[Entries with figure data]
....

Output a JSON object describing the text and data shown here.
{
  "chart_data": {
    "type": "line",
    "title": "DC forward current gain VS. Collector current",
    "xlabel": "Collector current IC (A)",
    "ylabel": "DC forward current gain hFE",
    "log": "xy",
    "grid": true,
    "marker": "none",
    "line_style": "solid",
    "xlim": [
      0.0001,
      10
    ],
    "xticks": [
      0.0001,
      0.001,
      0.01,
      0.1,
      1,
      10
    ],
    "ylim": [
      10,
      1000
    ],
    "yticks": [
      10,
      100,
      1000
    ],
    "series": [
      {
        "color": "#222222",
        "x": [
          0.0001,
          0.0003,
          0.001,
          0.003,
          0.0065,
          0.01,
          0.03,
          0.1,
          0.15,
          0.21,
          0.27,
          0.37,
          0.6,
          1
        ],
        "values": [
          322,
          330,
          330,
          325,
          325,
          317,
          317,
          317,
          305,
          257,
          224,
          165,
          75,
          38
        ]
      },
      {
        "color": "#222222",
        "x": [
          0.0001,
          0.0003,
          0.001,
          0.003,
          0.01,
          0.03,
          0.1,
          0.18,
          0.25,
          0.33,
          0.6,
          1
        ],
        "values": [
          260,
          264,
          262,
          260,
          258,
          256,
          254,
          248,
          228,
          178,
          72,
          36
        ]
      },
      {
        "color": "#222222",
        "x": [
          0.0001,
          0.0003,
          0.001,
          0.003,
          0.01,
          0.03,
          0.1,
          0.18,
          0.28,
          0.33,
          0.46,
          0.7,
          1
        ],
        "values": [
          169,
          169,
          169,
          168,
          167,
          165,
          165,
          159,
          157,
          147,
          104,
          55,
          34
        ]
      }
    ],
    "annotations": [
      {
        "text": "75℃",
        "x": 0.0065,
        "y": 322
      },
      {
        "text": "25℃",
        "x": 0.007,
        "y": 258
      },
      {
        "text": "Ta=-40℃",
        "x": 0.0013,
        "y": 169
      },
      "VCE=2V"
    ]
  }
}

....

Stated exercise >>
Find how many lines of the material carry the string "current". Only the number should be in the answer.

Reply >>
3